+++ Supplied material
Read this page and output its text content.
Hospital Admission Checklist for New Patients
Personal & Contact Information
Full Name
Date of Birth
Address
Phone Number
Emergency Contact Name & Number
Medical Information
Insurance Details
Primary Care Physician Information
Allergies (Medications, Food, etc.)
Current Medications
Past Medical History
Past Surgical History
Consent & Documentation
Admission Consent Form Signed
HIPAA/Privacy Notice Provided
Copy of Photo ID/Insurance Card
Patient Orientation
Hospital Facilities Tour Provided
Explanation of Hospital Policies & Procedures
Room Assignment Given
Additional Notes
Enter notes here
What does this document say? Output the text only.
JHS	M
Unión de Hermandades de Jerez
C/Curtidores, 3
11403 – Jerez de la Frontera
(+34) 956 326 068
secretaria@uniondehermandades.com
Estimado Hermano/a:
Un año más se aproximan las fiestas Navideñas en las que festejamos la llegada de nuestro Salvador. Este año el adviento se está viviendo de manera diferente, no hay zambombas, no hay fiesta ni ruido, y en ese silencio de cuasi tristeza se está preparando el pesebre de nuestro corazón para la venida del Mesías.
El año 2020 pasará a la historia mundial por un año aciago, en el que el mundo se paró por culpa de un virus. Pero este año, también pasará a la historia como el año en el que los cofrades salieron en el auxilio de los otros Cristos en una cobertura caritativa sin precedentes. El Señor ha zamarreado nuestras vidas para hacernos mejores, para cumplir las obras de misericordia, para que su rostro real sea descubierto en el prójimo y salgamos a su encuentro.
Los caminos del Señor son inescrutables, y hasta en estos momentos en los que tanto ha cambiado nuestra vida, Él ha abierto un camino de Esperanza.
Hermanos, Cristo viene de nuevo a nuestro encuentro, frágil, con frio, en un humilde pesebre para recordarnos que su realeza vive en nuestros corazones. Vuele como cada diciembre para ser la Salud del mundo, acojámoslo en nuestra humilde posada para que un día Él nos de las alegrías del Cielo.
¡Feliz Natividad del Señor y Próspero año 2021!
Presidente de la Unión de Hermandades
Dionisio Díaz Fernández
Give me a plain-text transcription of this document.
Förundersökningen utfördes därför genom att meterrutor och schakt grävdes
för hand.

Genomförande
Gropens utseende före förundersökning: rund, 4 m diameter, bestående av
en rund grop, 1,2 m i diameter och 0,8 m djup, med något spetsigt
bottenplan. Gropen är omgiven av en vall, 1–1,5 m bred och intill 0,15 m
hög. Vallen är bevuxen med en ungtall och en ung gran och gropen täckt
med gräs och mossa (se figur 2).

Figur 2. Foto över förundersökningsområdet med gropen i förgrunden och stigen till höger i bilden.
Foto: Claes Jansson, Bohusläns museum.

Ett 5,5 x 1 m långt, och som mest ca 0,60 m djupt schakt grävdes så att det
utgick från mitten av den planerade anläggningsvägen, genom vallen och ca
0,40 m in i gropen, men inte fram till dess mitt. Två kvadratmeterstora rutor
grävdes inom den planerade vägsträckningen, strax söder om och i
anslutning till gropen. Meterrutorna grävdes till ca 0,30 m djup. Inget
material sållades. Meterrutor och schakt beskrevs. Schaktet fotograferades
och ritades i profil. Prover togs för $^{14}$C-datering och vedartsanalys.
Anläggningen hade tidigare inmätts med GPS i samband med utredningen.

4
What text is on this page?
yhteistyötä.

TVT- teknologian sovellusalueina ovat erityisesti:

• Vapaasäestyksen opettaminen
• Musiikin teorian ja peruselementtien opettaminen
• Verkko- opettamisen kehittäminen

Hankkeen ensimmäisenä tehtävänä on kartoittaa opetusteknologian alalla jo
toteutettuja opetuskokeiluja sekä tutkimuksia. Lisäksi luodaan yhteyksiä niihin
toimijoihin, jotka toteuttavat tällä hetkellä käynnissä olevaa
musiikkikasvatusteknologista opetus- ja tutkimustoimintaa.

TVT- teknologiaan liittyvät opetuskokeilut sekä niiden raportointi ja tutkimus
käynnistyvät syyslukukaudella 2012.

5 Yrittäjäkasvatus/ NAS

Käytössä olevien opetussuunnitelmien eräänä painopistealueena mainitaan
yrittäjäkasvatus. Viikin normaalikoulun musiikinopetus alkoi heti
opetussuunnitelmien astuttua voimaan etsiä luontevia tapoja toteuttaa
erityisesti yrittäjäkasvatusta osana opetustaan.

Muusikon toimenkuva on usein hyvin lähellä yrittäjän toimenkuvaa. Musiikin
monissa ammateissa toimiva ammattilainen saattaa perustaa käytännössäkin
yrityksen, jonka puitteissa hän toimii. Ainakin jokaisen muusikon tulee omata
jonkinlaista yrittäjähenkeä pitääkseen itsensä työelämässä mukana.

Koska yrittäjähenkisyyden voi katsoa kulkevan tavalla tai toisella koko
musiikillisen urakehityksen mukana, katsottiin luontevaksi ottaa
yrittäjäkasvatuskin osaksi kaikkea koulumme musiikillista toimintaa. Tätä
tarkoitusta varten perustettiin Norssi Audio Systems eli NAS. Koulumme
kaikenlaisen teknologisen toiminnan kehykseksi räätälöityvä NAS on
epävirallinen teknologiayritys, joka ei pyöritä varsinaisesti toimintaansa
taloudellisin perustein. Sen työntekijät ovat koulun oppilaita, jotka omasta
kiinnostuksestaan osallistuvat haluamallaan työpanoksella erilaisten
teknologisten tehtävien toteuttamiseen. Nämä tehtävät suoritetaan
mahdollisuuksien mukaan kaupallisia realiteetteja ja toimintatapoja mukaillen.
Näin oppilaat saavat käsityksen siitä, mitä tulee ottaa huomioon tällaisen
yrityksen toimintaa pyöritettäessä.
++++++
Brief —
Wherever "Consent" occurs in the records above, copy the line it sits in.

Completed exercise —
Consent & Documentation
Admission Consent Form Signed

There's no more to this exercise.